Excerpts from a figure dataset:
□ □ □ □ □

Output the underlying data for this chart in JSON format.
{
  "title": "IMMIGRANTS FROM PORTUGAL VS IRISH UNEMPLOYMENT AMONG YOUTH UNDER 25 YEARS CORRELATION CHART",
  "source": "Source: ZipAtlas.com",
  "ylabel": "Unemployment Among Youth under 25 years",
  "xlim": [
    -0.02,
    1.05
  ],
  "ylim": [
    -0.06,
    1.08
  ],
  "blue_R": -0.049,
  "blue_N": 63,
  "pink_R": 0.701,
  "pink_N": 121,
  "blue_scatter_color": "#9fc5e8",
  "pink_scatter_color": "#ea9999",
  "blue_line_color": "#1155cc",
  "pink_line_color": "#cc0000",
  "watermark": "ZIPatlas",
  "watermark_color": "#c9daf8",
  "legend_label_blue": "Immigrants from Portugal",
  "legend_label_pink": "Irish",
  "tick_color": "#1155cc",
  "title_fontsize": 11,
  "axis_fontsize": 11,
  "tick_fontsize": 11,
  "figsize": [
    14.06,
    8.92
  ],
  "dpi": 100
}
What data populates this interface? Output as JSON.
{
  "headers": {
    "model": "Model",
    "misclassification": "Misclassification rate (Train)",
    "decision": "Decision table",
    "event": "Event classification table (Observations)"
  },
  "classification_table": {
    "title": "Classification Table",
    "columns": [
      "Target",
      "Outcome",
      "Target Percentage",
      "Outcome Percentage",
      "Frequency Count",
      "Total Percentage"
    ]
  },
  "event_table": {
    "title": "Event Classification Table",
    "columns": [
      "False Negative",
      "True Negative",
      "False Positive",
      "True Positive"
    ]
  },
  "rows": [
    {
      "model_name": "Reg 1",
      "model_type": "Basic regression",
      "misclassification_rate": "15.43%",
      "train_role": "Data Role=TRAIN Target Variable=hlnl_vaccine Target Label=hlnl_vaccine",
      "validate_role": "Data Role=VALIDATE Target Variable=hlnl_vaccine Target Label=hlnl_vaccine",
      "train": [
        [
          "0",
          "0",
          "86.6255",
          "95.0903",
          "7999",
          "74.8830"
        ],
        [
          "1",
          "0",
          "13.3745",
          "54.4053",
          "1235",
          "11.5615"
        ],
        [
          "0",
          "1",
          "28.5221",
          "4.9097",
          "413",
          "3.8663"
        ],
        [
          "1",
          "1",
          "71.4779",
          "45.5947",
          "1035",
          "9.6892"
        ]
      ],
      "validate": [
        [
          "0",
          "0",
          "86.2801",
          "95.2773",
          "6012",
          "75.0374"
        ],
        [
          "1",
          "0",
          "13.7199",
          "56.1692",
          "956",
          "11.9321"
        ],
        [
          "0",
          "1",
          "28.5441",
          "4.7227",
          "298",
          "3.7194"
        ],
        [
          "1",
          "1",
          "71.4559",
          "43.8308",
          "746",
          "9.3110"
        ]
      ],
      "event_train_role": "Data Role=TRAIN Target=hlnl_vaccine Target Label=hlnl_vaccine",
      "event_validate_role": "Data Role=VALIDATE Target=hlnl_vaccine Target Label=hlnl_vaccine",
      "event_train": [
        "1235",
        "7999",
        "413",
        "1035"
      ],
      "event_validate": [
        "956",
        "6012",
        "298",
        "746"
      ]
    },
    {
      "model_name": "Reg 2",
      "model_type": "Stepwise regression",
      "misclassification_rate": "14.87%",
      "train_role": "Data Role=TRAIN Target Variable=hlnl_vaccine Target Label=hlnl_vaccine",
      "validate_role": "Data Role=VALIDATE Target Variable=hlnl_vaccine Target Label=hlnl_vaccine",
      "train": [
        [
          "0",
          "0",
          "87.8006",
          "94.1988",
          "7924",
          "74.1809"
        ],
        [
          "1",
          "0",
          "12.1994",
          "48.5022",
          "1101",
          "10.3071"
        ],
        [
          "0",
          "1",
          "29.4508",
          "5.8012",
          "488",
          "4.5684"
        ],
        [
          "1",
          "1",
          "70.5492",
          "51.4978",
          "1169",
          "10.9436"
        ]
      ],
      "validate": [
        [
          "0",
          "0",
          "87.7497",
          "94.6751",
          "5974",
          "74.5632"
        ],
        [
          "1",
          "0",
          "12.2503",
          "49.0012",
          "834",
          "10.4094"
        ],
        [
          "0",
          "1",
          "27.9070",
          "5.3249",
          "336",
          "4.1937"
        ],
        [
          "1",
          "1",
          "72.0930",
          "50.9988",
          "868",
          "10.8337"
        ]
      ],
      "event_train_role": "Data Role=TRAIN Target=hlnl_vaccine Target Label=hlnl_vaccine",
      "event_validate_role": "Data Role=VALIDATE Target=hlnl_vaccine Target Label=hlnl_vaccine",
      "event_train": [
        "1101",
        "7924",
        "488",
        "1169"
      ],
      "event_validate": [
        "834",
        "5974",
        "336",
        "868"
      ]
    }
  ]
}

□ □ □ □ □

* **Written exercise**
In the records, locate each line holding the string "this" and copy it.

* **Solution to the exercise**
Output the underlying data for this chart in JSON format.
What data populates this interface? Output as JSON.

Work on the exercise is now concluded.